EXERCISE DIRECTIONS
Print the records again, character for character.

TASK MATERIAL
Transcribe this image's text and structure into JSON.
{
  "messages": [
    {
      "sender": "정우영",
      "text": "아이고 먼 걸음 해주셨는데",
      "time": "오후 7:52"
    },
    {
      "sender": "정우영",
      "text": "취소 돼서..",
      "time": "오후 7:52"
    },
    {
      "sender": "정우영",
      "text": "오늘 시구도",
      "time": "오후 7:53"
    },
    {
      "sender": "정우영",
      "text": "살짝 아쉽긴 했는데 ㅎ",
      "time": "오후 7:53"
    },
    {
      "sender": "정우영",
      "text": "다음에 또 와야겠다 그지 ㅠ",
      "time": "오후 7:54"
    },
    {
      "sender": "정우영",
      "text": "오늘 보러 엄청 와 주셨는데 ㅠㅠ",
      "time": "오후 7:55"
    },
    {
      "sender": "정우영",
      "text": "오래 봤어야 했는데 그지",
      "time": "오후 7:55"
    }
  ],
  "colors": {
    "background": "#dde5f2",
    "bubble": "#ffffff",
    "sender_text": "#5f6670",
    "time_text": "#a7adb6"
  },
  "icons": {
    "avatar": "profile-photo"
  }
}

ANSWER TO THE PROBLEM
Transcribe this image's text and structure into JSON.
{
  "messages": [
    {
      "sender": "정우영",
      "text": "아이고 먼 걸음 해주셨는데",
      "time": "오후 7:52"
    },
    {
      "sender": "정우영",
      "text": "취소 돼서..",
      "time": "오후 7:52"
    },
    {
      "sender": "정우영",
      "text": "오늘 시구도",
      "time": "오후 7:53"
    },
    {
      "sender": "정우영",
      "text": "살짝 아쉽긴 했는데 ㅎ",
      "time": "오후 7:53"
    },
    {
      "sender": "정우영",
      "text": "다음에 또 와야겠다 그지 ㅠ",
      "time": "오후 7:54"
    },
    {
      "sender": "정우영",
      "text": "오늘 보러 엄청 와 주셨는데 ㅠㅠ",
      "time": "오후 7:55"
    },
    {
      "sender": "정우영",
      "text": "오래 봤어야 했는데 그지",
      "time": "오후 7:55"
    }
  ],
  "colors": {
    "background": "#dde5f2",
    "bubble": "#ffffff",
    "sender_text": "#5f6670",
    "time_text": "#a7adb6"
  },
  "icons": {
    "avatar": "profile-photo"
  }
}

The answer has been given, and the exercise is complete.